AIM: In the records below, find each line containing the word "background" and copy it.
==== AVAILABLE RECORDS ====
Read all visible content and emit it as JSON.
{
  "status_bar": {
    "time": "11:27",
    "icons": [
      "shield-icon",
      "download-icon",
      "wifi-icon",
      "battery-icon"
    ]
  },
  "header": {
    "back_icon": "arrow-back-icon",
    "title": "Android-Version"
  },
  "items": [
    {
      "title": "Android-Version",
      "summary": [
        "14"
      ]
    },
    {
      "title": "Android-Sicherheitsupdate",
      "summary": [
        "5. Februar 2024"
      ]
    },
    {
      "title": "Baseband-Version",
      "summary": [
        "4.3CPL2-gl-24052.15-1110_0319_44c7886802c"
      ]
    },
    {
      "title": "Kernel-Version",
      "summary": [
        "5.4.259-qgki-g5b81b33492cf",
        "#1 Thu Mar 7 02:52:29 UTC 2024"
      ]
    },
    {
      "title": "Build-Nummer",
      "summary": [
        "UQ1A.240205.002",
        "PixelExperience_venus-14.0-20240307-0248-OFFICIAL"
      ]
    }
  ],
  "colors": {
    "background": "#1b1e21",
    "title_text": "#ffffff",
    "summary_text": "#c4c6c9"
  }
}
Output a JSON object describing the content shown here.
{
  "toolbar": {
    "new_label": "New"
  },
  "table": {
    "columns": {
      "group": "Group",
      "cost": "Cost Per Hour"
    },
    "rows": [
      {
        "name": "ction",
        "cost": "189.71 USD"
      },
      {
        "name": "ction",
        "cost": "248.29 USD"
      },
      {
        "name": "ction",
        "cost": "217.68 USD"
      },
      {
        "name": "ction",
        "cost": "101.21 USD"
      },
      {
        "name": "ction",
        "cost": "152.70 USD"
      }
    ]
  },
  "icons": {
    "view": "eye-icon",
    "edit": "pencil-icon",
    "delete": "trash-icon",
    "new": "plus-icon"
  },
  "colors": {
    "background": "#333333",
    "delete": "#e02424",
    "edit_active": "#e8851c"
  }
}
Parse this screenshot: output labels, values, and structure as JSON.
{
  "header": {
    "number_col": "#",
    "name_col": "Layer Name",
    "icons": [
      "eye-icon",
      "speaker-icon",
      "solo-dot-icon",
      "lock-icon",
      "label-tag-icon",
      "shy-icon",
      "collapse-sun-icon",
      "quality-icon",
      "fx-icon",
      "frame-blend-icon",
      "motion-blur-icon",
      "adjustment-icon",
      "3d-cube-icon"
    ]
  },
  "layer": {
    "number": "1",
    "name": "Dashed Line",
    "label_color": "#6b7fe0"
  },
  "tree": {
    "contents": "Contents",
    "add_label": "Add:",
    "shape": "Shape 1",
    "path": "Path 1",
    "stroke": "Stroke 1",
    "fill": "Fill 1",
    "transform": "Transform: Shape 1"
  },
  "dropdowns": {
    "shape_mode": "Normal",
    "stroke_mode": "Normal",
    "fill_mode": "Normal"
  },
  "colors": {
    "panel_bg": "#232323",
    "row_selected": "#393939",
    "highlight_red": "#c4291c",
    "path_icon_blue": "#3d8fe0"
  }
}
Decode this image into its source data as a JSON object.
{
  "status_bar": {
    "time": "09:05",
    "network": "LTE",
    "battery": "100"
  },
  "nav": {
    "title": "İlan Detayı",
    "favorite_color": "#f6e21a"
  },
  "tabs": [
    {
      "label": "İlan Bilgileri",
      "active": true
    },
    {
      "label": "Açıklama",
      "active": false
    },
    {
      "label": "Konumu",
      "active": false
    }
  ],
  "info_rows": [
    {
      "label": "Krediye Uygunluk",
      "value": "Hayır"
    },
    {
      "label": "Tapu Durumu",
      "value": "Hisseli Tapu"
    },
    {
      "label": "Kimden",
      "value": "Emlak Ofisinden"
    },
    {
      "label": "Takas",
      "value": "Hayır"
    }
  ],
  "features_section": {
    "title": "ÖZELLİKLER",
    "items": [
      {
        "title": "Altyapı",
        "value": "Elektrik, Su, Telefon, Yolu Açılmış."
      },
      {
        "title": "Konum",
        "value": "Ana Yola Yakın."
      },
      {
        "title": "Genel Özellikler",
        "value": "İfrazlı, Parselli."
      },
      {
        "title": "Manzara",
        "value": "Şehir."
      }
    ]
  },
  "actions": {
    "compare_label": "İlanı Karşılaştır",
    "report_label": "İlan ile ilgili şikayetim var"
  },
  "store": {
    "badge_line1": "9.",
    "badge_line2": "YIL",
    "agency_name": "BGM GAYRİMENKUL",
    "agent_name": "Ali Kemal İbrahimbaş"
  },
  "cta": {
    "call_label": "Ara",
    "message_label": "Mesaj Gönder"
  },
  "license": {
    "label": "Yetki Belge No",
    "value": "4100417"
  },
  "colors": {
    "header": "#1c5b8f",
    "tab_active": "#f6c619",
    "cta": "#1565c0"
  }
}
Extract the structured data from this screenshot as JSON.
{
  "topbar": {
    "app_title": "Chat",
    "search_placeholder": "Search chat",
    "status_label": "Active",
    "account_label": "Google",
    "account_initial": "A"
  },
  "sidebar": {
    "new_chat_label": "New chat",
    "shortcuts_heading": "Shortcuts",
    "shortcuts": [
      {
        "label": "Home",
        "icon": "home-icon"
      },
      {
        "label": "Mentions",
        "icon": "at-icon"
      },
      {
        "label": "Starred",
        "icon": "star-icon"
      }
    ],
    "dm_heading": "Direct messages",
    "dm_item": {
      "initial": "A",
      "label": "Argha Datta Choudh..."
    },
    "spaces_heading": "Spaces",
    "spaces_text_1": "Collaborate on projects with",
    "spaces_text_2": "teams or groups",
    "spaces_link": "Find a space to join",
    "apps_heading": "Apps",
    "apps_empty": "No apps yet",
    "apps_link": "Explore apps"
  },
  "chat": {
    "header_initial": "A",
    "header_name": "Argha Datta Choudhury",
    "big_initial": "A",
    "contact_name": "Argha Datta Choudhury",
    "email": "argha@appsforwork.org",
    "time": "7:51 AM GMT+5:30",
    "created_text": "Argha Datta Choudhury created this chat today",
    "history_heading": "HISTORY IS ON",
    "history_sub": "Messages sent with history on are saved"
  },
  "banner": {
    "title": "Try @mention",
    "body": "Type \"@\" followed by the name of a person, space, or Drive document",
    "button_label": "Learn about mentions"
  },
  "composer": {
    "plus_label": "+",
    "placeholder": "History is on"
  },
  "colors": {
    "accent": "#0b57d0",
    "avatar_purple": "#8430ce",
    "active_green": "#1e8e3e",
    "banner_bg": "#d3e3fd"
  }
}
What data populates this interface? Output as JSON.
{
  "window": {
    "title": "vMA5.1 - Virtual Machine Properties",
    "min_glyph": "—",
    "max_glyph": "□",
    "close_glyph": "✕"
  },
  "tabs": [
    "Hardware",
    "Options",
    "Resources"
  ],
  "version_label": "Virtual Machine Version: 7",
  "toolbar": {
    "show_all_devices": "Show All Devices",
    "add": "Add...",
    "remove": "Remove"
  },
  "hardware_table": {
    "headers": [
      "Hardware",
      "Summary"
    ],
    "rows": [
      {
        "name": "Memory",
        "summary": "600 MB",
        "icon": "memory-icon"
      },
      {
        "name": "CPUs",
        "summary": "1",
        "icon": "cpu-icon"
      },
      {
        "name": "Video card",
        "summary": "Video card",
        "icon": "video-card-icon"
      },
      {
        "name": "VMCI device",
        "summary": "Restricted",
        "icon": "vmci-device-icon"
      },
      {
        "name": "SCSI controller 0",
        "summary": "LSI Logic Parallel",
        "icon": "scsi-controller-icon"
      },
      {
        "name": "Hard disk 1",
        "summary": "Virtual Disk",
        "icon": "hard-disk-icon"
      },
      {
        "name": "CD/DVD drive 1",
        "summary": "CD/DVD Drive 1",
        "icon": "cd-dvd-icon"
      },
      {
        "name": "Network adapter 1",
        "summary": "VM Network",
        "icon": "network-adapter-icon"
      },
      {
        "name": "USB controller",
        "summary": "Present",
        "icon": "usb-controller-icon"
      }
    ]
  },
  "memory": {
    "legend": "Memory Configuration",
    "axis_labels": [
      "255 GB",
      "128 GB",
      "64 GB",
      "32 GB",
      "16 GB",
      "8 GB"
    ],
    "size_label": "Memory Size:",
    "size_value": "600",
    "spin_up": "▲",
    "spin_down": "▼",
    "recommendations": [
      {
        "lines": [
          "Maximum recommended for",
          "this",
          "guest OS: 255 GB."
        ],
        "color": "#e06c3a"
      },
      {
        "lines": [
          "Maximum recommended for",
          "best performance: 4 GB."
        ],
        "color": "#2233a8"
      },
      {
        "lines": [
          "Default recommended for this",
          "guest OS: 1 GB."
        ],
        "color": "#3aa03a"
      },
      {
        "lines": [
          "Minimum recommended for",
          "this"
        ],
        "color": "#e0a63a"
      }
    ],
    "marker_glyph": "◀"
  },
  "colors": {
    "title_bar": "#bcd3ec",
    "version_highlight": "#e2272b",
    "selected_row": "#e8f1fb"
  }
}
====
TASK OUTPUT:
    "background": "#1b1e21",
    "background": "#333333",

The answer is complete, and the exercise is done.